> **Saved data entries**
begin

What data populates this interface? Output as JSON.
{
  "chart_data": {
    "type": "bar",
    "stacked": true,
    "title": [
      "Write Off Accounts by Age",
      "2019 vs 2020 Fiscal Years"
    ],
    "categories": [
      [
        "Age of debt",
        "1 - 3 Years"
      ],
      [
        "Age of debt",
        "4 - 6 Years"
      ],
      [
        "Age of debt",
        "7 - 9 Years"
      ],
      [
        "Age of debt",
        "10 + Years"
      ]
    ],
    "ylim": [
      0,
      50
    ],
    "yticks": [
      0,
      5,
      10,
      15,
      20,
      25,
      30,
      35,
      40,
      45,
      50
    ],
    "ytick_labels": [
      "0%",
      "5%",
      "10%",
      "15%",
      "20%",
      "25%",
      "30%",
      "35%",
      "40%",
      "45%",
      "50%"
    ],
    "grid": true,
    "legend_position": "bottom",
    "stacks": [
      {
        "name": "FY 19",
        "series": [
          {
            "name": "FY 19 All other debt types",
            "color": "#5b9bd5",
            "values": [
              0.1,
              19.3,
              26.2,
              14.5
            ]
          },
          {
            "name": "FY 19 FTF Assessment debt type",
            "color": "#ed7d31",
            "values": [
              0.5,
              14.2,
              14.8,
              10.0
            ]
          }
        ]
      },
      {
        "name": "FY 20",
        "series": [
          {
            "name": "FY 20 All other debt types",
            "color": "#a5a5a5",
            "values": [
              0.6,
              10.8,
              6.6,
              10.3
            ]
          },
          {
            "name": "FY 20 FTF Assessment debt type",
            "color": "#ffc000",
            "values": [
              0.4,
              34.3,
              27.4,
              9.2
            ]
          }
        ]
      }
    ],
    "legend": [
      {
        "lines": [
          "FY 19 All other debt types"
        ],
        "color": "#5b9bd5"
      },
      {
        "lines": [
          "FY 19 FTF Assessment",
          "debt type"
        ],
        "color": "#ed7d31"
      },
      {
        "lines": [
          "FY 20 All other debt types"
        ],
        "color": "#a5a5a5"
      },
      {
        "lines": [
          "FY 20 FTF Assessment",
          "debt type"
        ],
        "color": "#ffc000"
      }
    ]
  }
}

end

> **WHAT YOU WILL DO**
Go through the records and pull out each line that includes the word "color".

> **EXERCISE OUTPUT**
            "color": "#5b9bd5",
            "color": "#ed7d31",
            "color": "#a5a5a5",
            "color": "#ffc000",
        "color": "#5b9bd5"
        "color": "#ed7d31"
        "color": "#a5a5a5"
        "color": "#ffc000"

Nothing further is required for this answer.